**EXERCISE AIM:** Set the listing down again in full, word for word, with the pictures left out.

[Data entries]
☆ ☆ ☆ ☆

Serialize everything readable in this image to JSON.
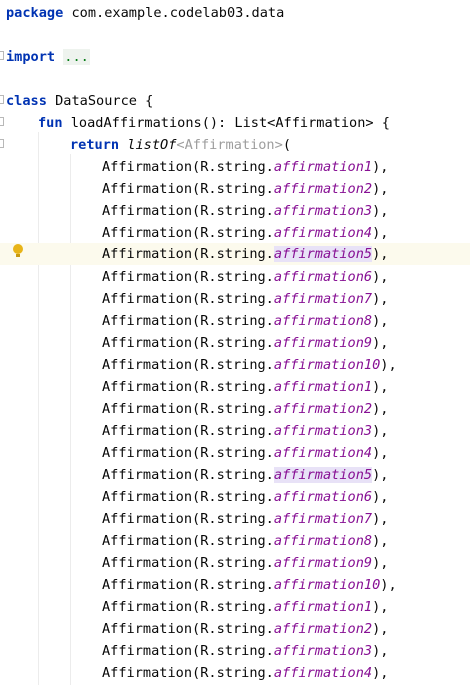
{
  "header": {
    "package_kw": "package",
    "package_name": " com.example.codelab03.data",
    "import_kw": "import",
    "import_dots": "...",
    "class_kw": "class",
    "class_name": " DataSource {",
    "fun_kw": "fun",
    "fun_sig": " loadAffirmations(): List<Affirmation> {",
    "return_kw": "return",
    "listof": "listOf",
    "generic": "<Affirmation>",
    "open_paren": "("
  },
  "items": [
    {
      "prefix": "Affirmation(R.string.",
      "name": "affirmation1",
      "suffix": "),"
    },
    {
      "prefix": "Affirmation(R.string.",
      "name": "affirmation2",
      "suffix": "),"
    },
    {
      "prefix": "Affirmation(R.string.",
      "name": "affirmation3",
      "suffix": "),"
    },
    {
      "prefix": "Affirmation(R.string.",
      "name": "affirmation4",
      "suffix": "),"
    },
    {
      "prefix": "Affirmation(R.string.",
      "name": "affirmation5",
      "suffix": "),"
    },
    {
      "prefix": "Affirmation(R.string.",
      "name": "affirmation6",
      "suffix": "),"
    },
    {
      "prefix": "Affirmation(R.string.",
      "name": "affirmation7",
      "suffix": "),"
    },
    {
      "prefix": "Affirmation(R.string.",
      "name": "affirmation8",
      "suffix": "),"
    },
    {
      "prefix": "Affirmation(R.string.",
      "name": "affirmation9",
      "suffix": "),"
    },
    {
      "prefix": "Affirmation(R.string.",
      "name": "affirmation10",
      "suffix": "),"
    },
    {
      "prefix": "Affirmation(R.string.",
      "name": "affirmation1",
      "suffix": "),"
    },
    {
      "prefix": "Affirmation(R.string.",
      "name": "affirmation2",
      "suffix": "),"
    },
    {
      "prefix": "Affirmation(R.string.",
      "name": "affirmation3",
      "suffix": "),"
    },
    {
      "prefix": "Affirmation(R.string.",
      "name": "affirmation4",
      "suffix": "),"
    },
    {
      "prefix": "Affirmation(R.string.",
      "name": "affirmation5",
      "suffix": "),"
    },
    {
      "prefix": "Affirmation(R.string.",
      "name": "affirmation6",
      "suffix": "),"
    },
    {
      "prefix": "Affirmation(R.string.",
      "name": "affirmation7",
      "suffix": "),"
    },
    {
      "prefix": "Affirmation(R.string.",
      "name": "affirmation8",
      "suffix": "),"
    },
    {
      "prefix": "Affirmation(R.string.",
      "name": "affirmation9",
      "suffix": "),"
    },
    {
      "prefix": "Affirmation(R.string.",
      "name": "affirmation10",
      "suffix": "),"
    },
    {
      "prefix": "Affirmation(R.string.",
      "name": "affirmation1",
      "suffix": "),"
    },
    {
      "prefix": "Affirmation(R.string.",
      "name": "affirmation2",
      "suffix": "),"
    },
    {
      "prefix": "Affirmation(R.string.",
      "name": "affirmation3",
      "suffix": "),"
    },
    {
      "prefix": "Affirmation(R.string.",
      "name": "affirmation4",
      "suffix": "),"
    }
  ],
  "colors": {
    "keyword": "#0033b3",
    "property": "#871094",
    "generic": "#9e9e9e",
    "current_line": "#fcfaed",
    "usage_highlight": "#e8e2f7",
    "bulb": "#e8b418"
  },
  "icons": {
    "gutter_intention": "lightbulb-icon",
    "fold": "fold-marker-icon"
  }
}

☆ ☆ ☆ ☆

**SOLVED EXERCISE:**
Serialize everything readable in this image to JSON.
{
  "header": {
    "package_kw": "package",
    "package_name": " com.example.codelab03.data",
    "import_kw": "import",
    "import_dots": "...",
    "class_kw": "class",
    "class_name": " DataSource {",
    "fun_kw": "fun",
    "fun_sig": " loadAffirmations(): List<Affirmation> {",
    "return_kw": "return",
    "listof": "listOf",
    "generic": "<Affirmation>",
    "open_paren": "("
  },
  "items": [
    {
      "prefix": "Affirmation(R.string.",
      "name": "affirmation1",
      "suffix": "),"
    },
    {
      "prefix": "Affirmation(R.string.",
      "name": "affirmation2",
      "suffix": "),"
    },
    {
      "prefix": "Affirmation(R.string.",
      "name": "affirmation3",
      "suffix": "),"
    },
    {
      "prefix": "Affirmation(R.string.",
      "name": "affirmation4",
      "suffix": "),"
    },
    {
      "prefix": "Affirmation(R.string.",
      "name": "affirmation5",
      "suffix": "),"
    },
    {
      "prefix": "Affirmation(R.string.",
      "name": "affirmation6",
      "suffix": "),"
    },
    {
      "prefix": "Affirmation(R.string.",
      "name": "affirmation7",
      "suffix": "),"
    },
    {
      "prefix": "Affirmation(R.string.",
      "name": "affirmation8",
      "suffix": "),"
    },
    {
      "prefix": "Affirmation(R.string.",
      "name": "affirmation9",
      "suffix": "),"
    },
    {
      "prefix": "Affirmation(R.string.",
      "name": "affirmation10",
      "suffix": "),"
    },
    {
      "prefix": "Affirmation(R.string.",
      "name": "affirmation1",
      "suffix": "),"
    },
    {
      "prefix": "Affirmation(R.string.",
      "name": "affirmation2",
      "suffix": "),"
    },
    {
      "prefix": "Affirmation(R.string.",
      "name": "affirmation3",
      "suffix": "),"
    },
    {
      "prefix": "Affirmation(R.string.",
      "name": "affirmation4",
      "suffix": "),"
    },
    {
      "prefix": "Affirmation(R.string.",
      "name": "affirmation5",
      "suffix": "),"
    },
    {
      "prefix": "Affirmation(R.string.",
      "name": "affirmation6",
      "suffix": "),"
    },
    {
      "prefix": "Affirmation(R.string.",
      "name": "affirmation7",
      "suffix": "),"
    },
    {
      "prefix": "Affirmation(R.string.",
      "name": "affirmation8",
      "suffix": "),"
    },
    {
      "prefix": "Affirmation(R.string.",
      "name": "affirmation9",
      "suffix": "),"
    },
    {
      "prefix": "Affirmation(R.string.",
      "name": "affirmation10",
      "suffix": "),"
    },
    {
      "prefix": "Affirmation(R.string.",
      "name": "affirmation1",
      "suffix": "),"
    },
    {
      "prefix": "Affirmation(R.string.",
      "name": "affirmation2",
      "suffix": "),"
    },
    {
      "prefix": "Affirmation(R.string.",
      "name": "affirmation3",
      "suffix": "),"
    },
    {
      "prefix": "Affirmation(R.string.",
      "name": "affirmation4",
      "suffix": "),"
    }
  ],
  "colors": {
    "keyword": "#0033b3",
    "property": "#871094",
    "generic": "#9e9e9e",
    "current_line": "#fcfaed",
    "usage_highlight": "#e8e2f7",
    "bulb": "#e8b418"
  },
  "icons": {
    "gutter_intention": "lightbulb-icon",
    "fold": "fold-marker-icon"
  }
}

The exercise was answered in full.